▶ **DIRECTION**
Search the data for the word "餐旅服务学院办公室". Reproduce every line where it is found.

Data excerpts

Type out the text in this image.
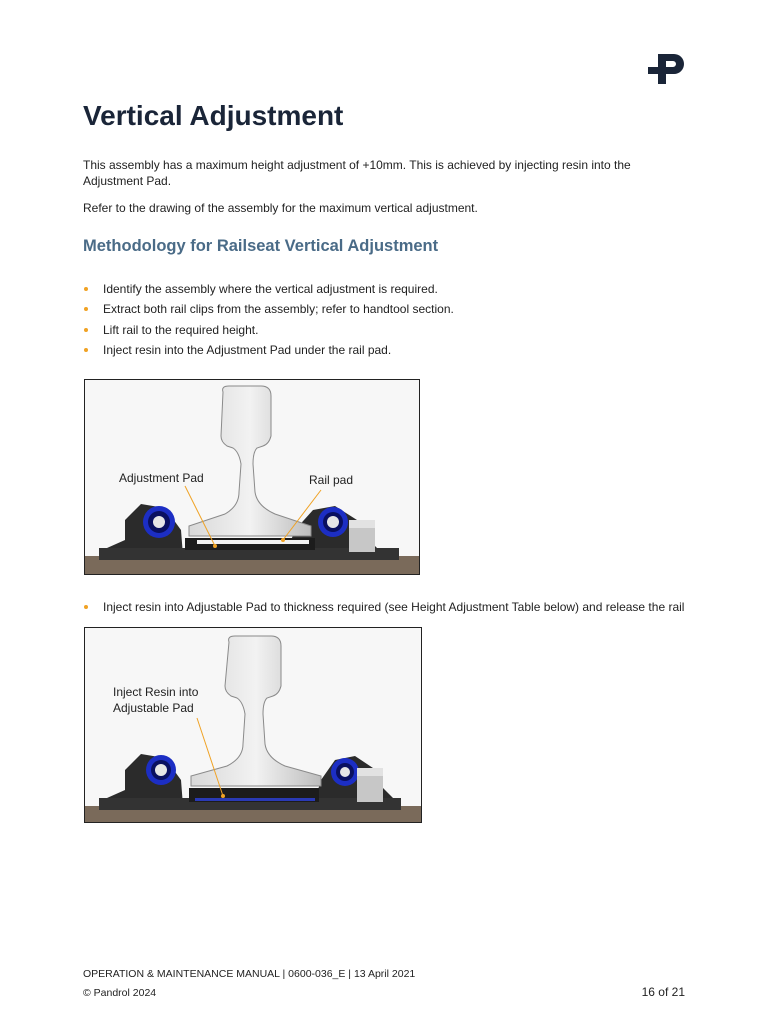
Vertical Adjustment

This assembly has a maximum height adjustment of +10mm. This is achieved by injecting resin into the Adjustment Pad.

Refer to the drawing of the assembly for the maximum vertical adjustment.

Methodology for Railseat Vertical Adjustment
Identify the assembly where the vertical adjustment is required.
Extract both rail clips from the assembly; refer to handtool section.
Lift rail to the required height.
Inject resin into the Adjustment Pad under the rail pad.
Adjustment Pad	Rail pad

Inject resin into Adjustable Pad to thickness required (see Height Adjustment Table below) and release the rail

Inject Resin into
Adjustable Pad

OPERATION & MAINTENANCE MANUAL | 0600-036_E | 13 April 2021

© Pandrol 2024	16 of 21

---

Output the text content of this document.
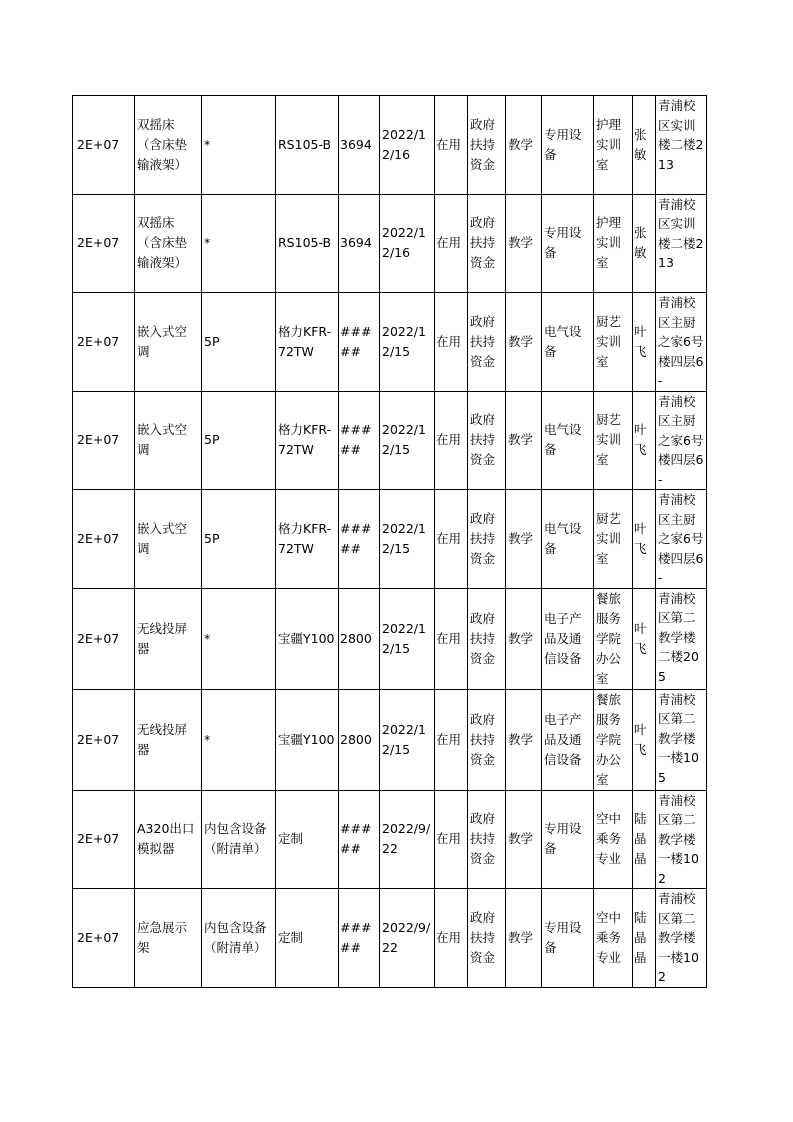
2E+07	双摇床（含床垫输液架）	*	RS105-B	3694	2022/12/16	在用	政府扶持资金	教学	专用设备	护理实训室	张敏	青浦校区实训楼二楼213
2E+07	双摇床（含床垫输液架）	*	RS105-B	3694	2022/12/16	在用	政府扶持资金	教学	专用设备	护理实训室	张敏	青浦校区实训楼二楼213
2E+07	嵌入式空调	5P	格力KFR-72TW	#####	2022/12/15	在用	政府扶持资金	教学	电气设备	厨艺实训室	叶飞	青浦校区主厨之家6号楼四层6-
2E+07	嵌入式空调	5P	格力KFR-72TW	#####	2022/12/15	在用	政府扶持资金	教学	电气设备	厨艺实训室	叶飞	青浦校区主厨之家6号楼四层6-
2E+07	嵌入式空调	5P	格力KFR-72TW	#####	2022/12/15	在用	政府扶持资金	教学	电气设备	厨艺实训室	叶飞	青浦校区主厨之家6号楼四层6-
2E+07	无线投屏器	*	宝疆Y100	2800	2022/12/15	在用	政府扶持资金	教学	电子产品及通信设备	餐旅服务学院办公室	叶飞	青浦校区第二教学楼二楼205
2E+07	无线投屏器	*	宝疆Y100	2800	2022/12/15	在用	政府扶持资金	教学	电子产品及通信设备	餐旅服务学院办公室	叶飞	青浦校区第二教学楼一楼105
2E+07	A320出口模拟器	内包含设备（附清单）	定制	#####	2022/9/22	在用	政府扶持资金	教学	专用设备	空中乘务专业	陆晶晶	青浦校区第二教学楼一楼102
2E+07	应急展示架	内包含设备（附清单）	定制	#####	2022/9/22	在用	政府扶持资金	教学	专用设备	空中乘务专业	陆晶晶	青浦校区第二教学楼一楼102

▶ **PROBLEM SOLUTION**
2E+07	无线投屏器	*	宝疆Y100	2800	2022/12/15	在用	政府扶持资金	教学	电子产品及通信设备	餐旅服务学院办公室	叶飞	青浦校区第二教学楼二楼205
2E+07	无线投屏器	*	宝疆Y100	2800	2022/12/15	在用	政府扶持资金	教学	电子产品及通信设备	餐旅服务学院办公室	叶飞	青浦校区第二教学楼一楼105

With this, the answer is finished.